#### Extract provided
It's Not You, It's Me. Officially.
Monday, April 09, 2012
Rest and Reflection
Saturday, December 31, 2011
A Year of Spiky Introspection
I am bitterly disillusioned with my job, which fails to engage me on any level. I actively dislike an improbably large number of the people with whom it brings me into contact. I’m in the wrong profession for my sensibilities and it is far too late to do anything about it.
My political awakening has accelerated. I joined the committee of the Edinburgh branch of my party, and worked on the campaigns for the Scottish Parliament election in May and the City Centre council by-election in August. Much of politics seems to involve running just to stand still, but I am fascinated to continue discovering what I believe in and what I think is worth fighting for. I remain inspired by the Green activists I work alongside.
Helen and I moved house in August, to a detached bungalow a mile further from the city centre than before. It better suits our needs, but I miss the community we left, and sense it won’t feel like home for a while. I took the opportunity to divest myself of a significant number of possessions, and am continuing to thin out my belongings. I feel lighter and more agile as a result.
########
#### Available data
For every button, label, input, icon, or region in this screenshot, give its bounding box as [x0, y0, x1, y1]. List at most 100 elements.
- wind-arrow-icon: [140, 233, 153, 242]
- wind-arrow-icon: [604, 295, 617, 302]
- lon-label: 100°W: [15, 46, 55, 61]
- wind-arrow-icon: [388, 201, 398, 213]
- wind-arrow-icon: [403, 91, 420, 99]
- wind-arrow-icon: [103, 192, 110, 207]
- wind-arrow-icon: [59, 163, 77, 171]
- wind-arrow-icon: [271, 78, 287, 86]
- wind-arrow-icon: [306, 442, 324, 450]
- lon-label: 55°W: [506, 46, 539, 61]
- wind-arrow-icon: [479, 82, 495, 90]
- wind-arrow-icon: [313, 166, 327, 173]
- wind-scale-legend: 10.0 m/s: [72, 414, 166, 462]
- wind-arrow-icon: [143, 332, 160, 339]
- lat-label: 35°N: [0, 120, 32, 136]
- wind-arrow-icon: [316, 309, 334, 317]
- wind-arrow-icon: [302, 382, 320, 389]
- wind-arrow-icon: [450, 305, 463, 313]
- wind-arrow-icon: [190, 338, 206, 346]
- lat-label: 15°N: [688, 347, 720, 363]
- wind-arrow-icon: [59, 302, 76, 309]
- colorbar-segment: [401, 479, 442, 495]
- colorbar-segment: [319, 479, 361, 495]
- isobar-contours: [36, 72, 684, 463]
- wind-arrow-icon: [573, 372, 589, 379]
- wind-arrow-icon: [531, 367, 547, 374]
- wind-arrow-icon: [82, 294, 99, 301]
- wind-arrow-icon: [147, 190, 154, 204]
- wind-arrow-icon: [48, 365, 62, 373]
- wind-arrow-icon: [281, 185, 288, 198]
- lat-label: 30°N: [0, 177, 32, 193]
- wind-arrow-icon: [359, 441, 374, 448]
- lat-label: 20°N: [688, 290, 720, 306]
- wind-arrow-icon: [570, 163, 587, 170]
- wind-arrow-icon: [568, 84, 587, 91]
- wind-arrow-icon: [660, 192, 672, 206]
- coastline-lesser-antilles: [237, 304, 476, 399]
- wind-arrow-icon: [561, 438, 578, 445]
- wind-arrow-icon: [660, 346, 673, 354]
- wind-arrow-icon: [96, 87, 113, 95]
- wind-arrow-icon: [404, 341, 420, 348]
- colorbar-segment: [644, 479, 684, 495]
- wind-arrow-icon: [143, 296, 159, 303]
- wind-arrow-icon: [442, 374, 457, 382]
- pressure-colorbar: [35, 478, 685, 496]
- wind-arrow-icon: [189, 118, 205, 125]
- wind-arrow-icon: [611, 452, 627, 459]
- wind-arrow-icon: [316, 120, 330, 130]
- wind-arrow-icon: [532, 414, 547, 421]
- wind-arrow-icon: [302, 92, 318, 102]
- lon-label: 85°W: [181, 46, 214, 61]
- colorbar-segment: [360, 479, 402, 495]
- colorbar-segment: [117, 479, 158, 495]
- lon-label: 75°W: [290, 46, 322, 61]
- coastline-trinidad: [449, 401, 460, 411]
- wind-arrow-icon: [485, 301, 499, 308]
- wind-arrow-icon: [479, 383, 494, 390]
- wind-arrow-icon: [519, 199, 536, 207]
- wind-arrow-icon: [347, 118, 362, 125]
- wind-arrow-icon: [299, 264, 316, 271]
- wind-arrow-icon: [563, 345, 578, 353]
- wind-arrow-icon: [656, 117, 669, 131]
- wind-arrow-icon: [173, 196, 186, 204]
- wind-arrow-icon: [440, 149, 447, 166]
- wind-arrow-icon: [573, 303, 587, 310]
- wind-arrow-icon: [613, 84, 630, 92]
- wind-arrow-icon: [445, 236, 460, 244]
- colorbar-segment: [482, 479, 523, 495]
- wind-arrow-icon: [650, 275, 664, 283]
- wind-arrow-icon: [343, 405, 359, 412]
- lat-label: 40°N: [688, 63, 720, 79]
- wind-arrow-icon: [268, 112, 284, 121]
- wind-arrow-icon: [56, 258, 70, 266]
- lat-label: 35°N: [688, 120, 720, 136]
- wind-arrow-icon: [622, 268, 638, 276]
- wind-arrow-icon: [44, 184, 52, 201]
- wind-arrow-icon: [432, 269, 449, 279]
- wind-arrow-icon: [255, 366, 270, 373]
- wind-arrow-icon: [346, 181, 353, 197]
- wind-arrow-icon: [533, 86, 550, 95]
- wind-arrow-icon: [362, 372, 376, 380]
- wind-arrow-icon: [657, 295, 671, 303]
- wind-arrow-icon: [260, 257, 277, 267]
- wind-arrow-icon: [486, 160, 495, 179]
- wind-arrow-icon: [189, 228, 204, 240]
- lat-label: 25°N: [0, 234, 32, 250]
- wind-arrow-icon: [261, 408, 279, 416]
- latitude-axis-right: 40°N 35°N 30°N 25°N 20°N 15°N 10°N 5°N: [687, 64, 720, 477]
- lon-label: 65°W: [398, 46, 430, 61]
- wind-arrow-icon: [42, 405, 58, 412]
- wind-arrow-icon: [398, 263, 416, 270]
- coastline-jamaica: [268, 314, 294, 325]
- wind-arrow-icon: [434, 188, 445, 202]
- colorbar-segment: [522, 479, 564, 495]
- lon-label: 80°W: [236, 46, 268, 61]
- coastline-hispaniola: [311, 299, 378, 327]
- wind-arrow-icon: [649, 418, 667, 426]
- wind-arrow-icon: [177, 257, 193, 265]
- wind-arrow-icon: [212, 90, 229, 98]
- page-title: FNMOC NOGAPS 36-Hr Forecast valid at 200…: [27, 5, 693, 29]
########
## [Explore the material]
a - Transcribe the year-in-review blog post word for word, starting at "My political awakening" and ending at "as a result.".
b - Write the next part of the year-in-review blog post, picking up after its last sentence.
The data has nothing to do with the blog post.

## [Exercise responses]
a -
My political awakening has accelerated. I joined the committee of the Edinburgh branch of my party, and worked on the campaigns for the Scottish Parliament election in May and the City Centre council by-election in August. Much of politics seems to involve running just to stand still, but I am fascinated to continue discovering what I believe in and what I think is worth fighting for. I remain inspired by the Green activists I work alongside.
Helen and I moved house in August, to a detached bungalow a mile further from the city centre than before. It better suits our needs, but I miss the community we left, and sense it won’t feel like home for a while. I took the opportunity to divest myself of a significant number of possessions, and am continuing to thin out my belongings. I feel lighter and more agile as a result.

b -
Shortly before we moved, our cat Poppy died from renal failure. I cried every day for six weeks afterwards. The new house feels very empty and quiet at times.
Having started the year with an injured Achilles’ tendon, I followed a prescribed path of rehabilitation, and by the end of the year had run the Liverpool and Edinburgh half marathons, and the Edinburgh and Liverpool marathons. I’ve now run five full marathons, having never before run two in the same year. I ran Liverpool faster than I’ve ever run a marathon before, after a demanding training regime, which saw me out of bed before six, six mornings a week. There were a few more tears as I crossed the line.
I'm quite proud of my running, and also quite proud of my progress as a self-taught pianist. This year I passed my Grade Two and Three exams, and even bought a piano for our new home.
2011 was my seventh year without alcohol. Watching others dispassionately, I am ever more surprised at the damage it wreaks on individuals and groups.
Abuse of alcohol is one of the reasons I made 2011 the last year that I would go to watch tribute bands performing my favourite music. Contempt for the occasion from audiences mean that celebration has turned to desecration. Enough.
I still follow live music, though, and was lucky enough to be in the audience for Roger Waters’ performance of “The Wall” this year when he was joined by David Gilmour and Nick Mason, reuniting all the surviving members of Pink Floyd.
Like Pink himself, I am subject to funny turns, and without Fluoxetine, I had felt my underlying depression start to reassert itself, and have been referred for very helpful psychiatric counselling, which I continue to follow. I’ve also dipped a toe into meditation, thanks to the Edinburgh Sri Chinmoy Centre.
If there’s a theme to 2011, it’s been introspection. I’ve looked inward and audited my own assets. I feel less reliant than before on external possessions and approval.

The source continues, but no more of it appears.